SHORT TASK>
Can you reproduce the data beneath, keeping every line exact?

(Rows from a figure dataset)
-=-=-=-=-
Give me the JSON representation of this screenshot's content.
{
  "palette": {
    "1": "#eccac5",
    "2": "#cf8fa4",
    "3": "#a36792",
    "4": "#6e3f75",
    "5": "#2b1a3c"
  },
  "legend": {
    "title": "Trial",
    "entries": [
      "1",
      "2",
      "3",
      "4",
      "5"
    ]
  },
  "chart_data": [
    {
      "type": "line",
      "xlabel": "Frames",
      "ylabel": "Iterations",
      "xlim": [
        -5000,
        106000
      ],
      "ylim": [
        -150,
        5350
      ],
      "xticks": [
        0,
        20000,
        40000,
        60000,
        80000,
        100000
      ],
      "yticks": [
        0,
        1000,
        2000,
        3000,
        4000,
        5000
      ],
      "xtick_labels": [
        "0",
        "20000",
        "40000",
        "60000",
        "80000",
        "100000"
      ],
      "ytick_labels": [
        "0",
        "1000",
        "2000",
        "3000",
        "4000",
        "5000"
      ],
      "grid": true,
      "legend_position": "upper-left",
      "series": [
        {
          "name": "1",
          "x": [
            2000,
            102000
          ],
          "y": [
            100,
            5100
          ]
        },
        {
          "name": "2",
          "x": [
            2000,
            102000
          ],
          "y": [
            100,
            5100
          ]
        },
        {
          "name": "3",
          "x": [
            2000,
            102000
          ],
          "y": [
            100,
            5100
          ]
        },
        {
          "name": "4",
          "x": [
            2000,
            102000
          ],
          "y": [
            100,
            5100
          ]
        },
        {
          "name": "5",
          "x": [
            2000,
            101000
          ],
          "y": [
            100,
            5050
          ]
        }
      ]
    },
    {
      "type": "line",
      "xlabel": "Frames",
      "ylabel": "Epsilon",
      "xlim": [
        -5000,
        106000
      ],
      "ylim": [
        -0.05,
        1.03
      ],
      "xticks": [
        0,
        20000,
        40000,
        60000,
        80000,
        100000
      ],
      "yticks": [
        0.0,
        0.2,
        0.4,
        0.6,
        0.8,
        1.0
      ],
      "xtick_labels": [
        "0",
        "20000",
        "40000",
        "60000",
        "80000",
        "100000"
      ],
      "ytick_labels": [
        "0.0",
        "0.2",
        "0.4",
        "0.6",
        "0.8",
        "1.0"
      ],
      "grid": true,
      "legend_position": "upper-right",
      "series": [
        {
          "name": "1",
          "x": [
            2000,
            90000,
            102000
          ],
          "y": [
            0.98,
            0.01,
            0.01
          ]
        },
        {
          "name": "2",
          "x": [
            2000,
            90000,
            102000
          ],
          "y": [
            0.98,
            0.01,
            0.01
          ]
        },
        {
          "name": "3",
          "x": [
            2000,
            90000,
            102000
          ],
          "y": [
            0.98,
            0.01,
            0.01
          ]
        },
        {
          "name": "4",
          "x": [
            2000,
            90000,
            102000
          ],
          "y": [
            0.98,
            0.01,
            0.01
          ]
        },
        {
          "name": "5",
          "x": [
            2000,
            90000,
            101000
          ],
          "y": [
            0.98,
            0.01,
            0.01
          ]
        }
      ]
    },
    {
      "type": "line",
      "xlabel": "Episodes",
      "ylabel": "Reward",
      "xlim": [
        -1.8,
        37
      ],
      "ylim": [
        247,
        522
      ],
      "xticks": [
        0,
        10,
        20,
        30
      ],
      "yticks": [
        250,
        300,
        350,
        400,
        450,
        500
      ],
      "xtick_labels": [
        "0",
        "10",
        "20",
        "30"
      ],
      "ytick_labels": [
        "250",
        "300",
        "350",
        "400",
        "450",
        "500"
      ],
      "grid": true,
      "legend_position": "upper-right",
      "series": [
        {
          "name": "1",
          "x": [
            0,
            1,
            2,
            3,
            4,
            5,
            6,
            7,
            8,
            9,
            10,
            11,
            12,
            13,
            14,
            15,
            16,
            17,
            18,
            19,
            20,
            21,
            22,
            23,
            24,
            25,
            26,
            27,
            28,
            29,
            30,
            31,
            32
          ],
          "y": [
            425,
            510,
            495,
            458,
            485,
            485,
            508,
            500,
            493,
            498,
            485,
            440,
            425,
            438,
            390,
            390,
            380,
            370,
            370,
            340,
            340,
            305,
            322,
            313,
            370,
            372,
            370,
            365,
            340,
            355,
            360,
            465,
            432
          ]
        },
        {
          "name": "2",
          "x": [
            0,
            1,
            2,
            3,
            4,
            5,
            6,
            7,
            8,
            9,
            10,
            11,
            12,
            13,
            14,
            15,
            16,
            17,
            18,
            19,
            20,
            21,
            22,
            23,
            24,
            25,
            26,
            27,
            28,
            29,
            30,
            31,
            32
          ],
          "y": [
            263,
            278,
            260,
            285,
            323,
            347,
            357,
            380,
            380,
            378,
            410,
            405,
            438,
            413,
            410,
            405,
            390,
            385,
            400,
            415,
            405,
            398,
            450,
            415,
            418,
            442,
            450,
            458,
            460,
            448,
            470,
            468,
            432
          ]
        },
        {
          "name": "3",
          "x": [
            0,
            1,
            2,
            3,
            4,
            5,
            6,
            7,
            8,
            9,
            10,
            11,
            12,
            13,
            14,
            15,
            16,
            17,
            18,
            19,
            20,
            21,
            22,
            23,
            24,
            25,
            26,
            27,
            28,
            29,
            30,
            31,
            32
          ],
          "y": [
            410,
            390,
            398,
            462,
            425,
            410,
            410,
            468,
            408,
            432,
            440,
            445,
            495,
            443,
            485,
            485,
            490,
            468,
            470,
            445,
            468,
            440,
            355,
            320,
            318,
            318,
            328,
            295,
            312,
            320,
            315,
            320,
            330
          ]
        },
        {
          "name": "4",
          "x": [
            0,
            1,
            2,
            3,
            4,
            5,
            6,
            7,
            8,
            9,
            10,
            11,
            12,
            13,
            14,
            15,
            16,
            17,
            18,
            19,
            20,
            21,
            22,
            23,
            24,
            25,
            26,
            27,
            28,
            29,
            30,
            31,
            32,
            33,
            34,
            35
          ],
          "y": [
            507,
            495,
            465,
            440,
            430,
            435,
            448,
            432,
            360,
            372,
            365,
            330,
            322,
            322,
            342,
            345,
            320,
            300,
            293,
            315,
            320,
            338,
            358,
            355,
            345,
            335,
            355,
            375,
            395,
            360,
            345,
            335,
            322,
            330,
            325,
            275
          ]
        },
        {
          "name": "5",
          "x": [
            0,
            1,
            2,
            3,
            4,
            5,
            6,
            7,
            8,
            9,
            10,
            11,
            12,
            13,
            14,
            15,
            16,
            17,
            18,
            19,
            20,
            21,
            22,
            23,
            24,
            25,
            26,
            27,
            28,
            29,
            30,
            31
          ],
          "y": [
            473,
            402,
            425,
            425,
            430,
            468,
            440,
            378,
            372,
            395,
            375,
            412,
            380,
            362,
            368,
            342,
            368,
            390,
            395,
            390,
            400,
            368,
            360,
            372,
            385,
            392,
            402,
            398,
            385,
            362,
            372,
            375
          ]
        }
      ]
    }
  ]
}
-=-=-=-=-
WRITTEN RESPONSE>
Give me the JSON representation of this screenshot's content.
{
  "palette": {
    "1": "#eccac5",
    "2": "#cf8fa4",
    "3": "#a36792",
    "4": "#6e3f75",
    "5": "#2b1a3c"
  },
  "legend": {
    "title": "Trial",
    "entries": [
      "1",
      "2",
      "3",
      "4",
      "5"
    ]
  },
  "chart_data": [
    {
      "type": "line",
      "xlabel": "Frames",
      "ylabel": "Iterations",
      "xlim": [
        -5000,
        106000
      ],
      "ylim": [
        -150,
        5350
      ],
      "xticks": [
        0,
        20000,
        40000,
        60000,
        80000,
        100000
      ],
      "yticks": [
        0,
        1000,
        2000,
        3000,
        4000,
        5000
      ],
      "xtick_labels": [
        "0",
        "20000",
        "40000",
        "60000",
        "80000",
        "100000"
      ],
      "ytick_labels": [
        "0",
        "1000",
        "2000",
        "3000",
        "4000",
        "5000"
      ],
      "grid": true,
      "legend_position": "upper-left",
      "series": [
        {
          "name": "1",
          "x": [
            2000,
            102000
          ],
          "y": [
            100,
            5100
          ]
        },
        {
          "name": "2",
          "x": [
            2000,
            102000
          ],
          "y": [
            100,
            5100
          ]
        },
        {
          "name": "3",
          "x": [
            2000,
            102000
          ],
          "y": [
            100,
            5100
          ]
        },
        {
          "name": "4",
          "x": [
            2000,
            102000
          ],
          "y": [
            100,
            5100
          ]
        },
        {
          "name": "5",
          "x": [
            2000,
            101000
          ],
          "y": [
            100,
            5050
          ]
        }
      ]
    },
    {
      "type": "line",
      "xlabel": "Frames",
      "ylabel": "Epsilon",
      "xlim": [
        -5000,
        106000
      ],
      "ylim": [
        -0.05,
        1.03
      ],
      "xticks": [
        0,
        20000,
        40000,
        60000,
        80000,
        100000
      ],
      "yticks": [
        0.0,
        0.2,
        0.4,
        0.6,
        0.8,
        1.0
      ],
      "xtick_labels": [
        "0",
        "20000",
        "40000",
        "60000",
        "80000",
        "100000"
      ],
      "ytick_labels": [
        "0.0",
        "0.2",
        "0.4",
        "0.6",
        "0.8",
        "1.0"
      ],
      "grid": true,
      "legend_position": "upper-right",
      "series": [
        {
          "name": "1",
          "x": [
            2000,
            90000,
            102000
          ],
          "y": [
            0.98,
            0.01,
            0.01
          ]
        },
        {
          "name": "2",
          "x": [
            2000,
            90000,
            102000
          ],
          "y": [
            0.98,
            0.01,
            0.01
          ]
        },
        {
          "name": "3",
          "x": [
            2000,
            90000,
            102000
          ],
          "y": [
            0.98,
            0.01,
            0.01
          ]
        },
        {
          "name": "4",
          "x": [
            2000,
            90000,
            102000
          ],
          "y": [
            0.98,
            0.01,
            0.01
          ]
        },
        {
          "name": "5",
          "x": [
            2000,
            90000,
            101000
          ],
          "y": [
            0.98,
            0.01,
            0.01
          ]
        }
      ]
    },
    {
      "type": "line",
      "xlabel": "Episodes",
      "ylabel": "Reward",
      "xlim": [
        -1.8,
        37
      ],
      "ylim": [
        247,
        522
      ],
      "xticks": [
        0,
        10,
        20,
        30
      ],
      "yticks": [
        250,
        300,
        350,
        400,
        450,
        500
      ],
      "xtick_labels": [
        "0",
        "10",
        "20",
        "30"
      ],
      "ytick_labels": [
        "250",
        "300",
        "350",
        "400",
        "450",
        "500"
      ],
      "grid": true,
      "legend_position": "upper-right",
      "series": [
        {
          "name": "1",
          "x": [
            0,
            1,
            2,
            3,
            4,
            5,
            6,
            7,
            8,
            9,
            10,
            11,
            12,
            13,
            14,
            15,
            16,
            17,
            18,
            19,
            20,
            21,
            22,
            23,
            24,
            25,
            26,
            27,
            28,
            29,
            30,
            31,
            32
          ],
          "y": [
            425,
            510,
            495,
            458,
            485,
            485,
            508,
            500,
            493,
            498,
            485,
            440,
            425,
            438,
            390,
            390,
            380,
            370,
            370,
            340,
            340,
            305,
            322,
            313,
            370,
            372,
            370,
            365,
            340,
            355,
            360,
            465,
            432
          ]
        },
        {
          "name": "2",
          "x": [
            0,
            1,
            2,
            3,
            4,
            5,
            6,
            7,
            8,
            9,
            10,
            11,
            12,
            13,
            14,
            15,
            16,
            17,
            18,
            19,
            20,
            21,
            22,
            23,
            24,
            25,
            26,
            27,
            28,
            29,
            30,
            31,
            32
          ],
          "y": [
            263,
            278,
            260,
            285,
            323,
            347,
            357,
            380,
            380,
            378,
            410,
            405,
            438,
            413,
            410,
            405,
            390,
            385,
            400,
            415,
            405,
            398,
            450,
            415,
            418,
            442,
            450,
            458,
            460,
            448,
            470,
            468,
            432
          ]
        },
        {
          "name": "3",
          "x": [
            0,
            1,
            2,
            3,
            4,
            5,
            6,
            7,
            8,
            9,
            10,
            11,
            12,
            13,
            14,
            15,
            16,
            17,
            18,
            19,
            20,
            21,
            22,
            23,
            24,
            25,
            26,
            27,
            28,
            29,
            30,
            31,
            32
          ],
          "y": [
            410,
            390,
            398,
            462,
            425,
            410,
            410,
            468,
            408,
            432,
            440,
            445,
            495,
            443,
            485,
            485,
            490,
            468,
            470,
            445,
            468,
            440,
            355,
            320,
            318,
            318,
            328,
            295,
            312,
            320,
            315,
            320,
            330
          ]
        },
        {
          "name": "4",
          "x": [
            0,
            1,
            2,
            3,
            4,
            5,
            6,
            7,
            8,
            9,
            10,
            11,
            12,
            13,
            14,
            15,
            16,
            17,
            18,
            19,
            20,
            21,
            22,
            23,
            24,
            25,
            26,
            27,
            28,
            29,
            30,
            31,
            32,
            33,
            34,
            35
          ],
          "y": [
            507,
            495,
            465,
            440,
            430,
            435,
            448,
            432,
            360,
            372,
            365,
            330,
            322,
            322,
            342,
            345,
            320,
            300,
            293,
            315,
            320,
            338,
            358,
            355,
            345,
            335,
            355,
            375,
            395,
            360,
            345,
            335,
            322,
            330,
            325,
            275
          ]
        },
        {
          "name": "5",
          "x": [
            0,
            1,
            2,
            3,
            4,
            5,
            6,
            7,
            8,
            9,
            10,
            11,
            12,
            13,
            14,
            15,
            16,
            17,
            18,
            19,
            20,
            21,
            22,
            23,
            24,
            25,
            26,
            27,
            28,
            29,
            30,
            31
          ],
          "y": [
            473,
            402,
            425,
            425,
            430,
            468,
            440,
            378,
            372,
            395,
            375,
            412,
            380,
            362,
            368,
            342,
            368,
            390,
            395,
            390,
            400,
            368,
            360,
            372,
            385,
            392,
            402,
            398,
            385,
            362,
            372,
            375
          ]
        }
      ]
    }
  ]
}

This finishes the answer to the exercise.